** Start RECORDS **
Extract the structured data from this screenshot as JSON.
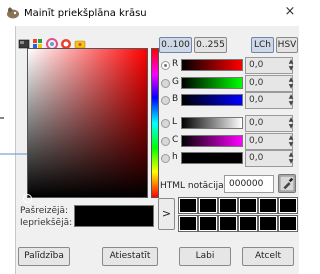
{
  "window": {
    "title": "Mainīt priekšplāna krāsu",
    "close_glyph": "×"
  },
  "picker_modes": [
    "gimp-picker-icon",
    "palette-icon",
    "color-wheel-icon",
    "watercolor-icon",
    "scales-icon"
  ],
  "sv_gradient": {
    "hue_color": "#ff0000"
  },
  "range_buttons": {
    "range_100": "0..100",
    "range_255": "0..255"
  },
  "mode_buttons": {
    "lch": "LCh",
    "hsv": "HSV"
  },
  "channels": [
    {
      "key": "r",
      "label": "R",
      "value": "0,0",
      "selected": true
    },
    {
      "key": "g",
      "label": "G",
      "value": "0,0",
      "selected": false
    },
    {
      "key": "b",
      "label": "B",
      "value": "0,0",
      "selected": false
    },
    {
      "key": "l",
      "label": "L",
      "value": "0,0",
      "selected": false
    },
    {
      "key": "c",
      "label": "C",
      "value": "0,0",
      "selected": false
    },
    {
      "key": "h",
      "label": "h",
      "value": "0,0",
      "selected": false
    }
  ],
  "spin_glyphs": {
    "up": "▲",
    "down": "▼"
  },
  "html_notation": {
    "label": "HTML notācija:",
    "value": "000000"
  },
  "current_label": "Pašreizējā:",
  "old_label": "Iepriekšējā:",
  "current_color": "#000000",
  "history": {
    "arrow": ">",
    "colors": [
      "#000000",
      "#000000",
      "#000000",
      "#000000",
      "#000000",
      "#000000",
      "#000000",
      "#000000",
      "#000000",
      "#000000",
      "#000000",
      "#000000"
    ]
  },
  "buttons": {
    "help": "Palīdzība",
    "reset": "Atiestatīt",
    "ok": "Labi",
    "cancel": "Atcelt"
  }
}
** End RECORDS **
[EXERCISE DETAILS] The pictures should not appear in the copy; every other part of the records above must be returned exactly.

[WRITTEN SOLUTION]
Extract the structured data from this screenshot as JSON.
{
  "window": {
    "title": "Mainīt priekšplāna krāsu",
    "close_glyph": "×"
  },
  "picker_modes": [
    "gimp-picker-icon",
    "palette-icon",
    "color-wheel-icon",
    "watercolor-icon",
    "scales-icon"
  ],
  "sv_gradient": {
    "hue_color": "#ff0000"
  },
  "range_buttons": {
    "range_100": "0..100",
    "range_255": "0..255"
  },
  "mode_buttons": {
    "lch": "LCh",
    "hsv": "HSV"
  },
  "channels": [
    {
      "key": "r",
      "label": "R",
      "value": "0,0",
      "selected": true
    },
    {
      "key": "g",
      "label": "G",
      "value": "0,0",
      "selected": false
    },
    {
      "key": "b",
      "label": "B",
      "value": "0,0",
      "selected": false
    },
    {
      "key": "l",
      "label": "L",
      "value": "0,0",
      "selected": false
    },
    {
      "key": "c",
      "label": "C",
      "value": "0,0",
      "selected": false
    },
    {
      "key": "h",
      "label": "h",
      "value": "0,0",
      "selected": false
    }
  ],
  "spin_glyphs": {
    "up": "▲",
    "down": "▼"
  },
  "html_notation": {
    "label": "HTML notācija:",
    "value": "000000"
  },
  "current_label": "Pašreizējā:",
  "old_label": "Iepriekšējā:",
  "current_color": "#000000",
  "history": {
    "arrow": ">",
    "colors": [
      "#000000",
      "#000000",
      "#000000",
      "#000000",
      "#000000",
      "#000000",
      "#000000",
      "#000000",
      "#000000",
      "#000000",
      "#000000",
      "#000000"
    ]
  },
  "buttons": {
    "help": "Palīdzība",
    "reset": "Atiestatīt",
    "ok": "Labi",
    "cancel": "Atcelt"
  }
}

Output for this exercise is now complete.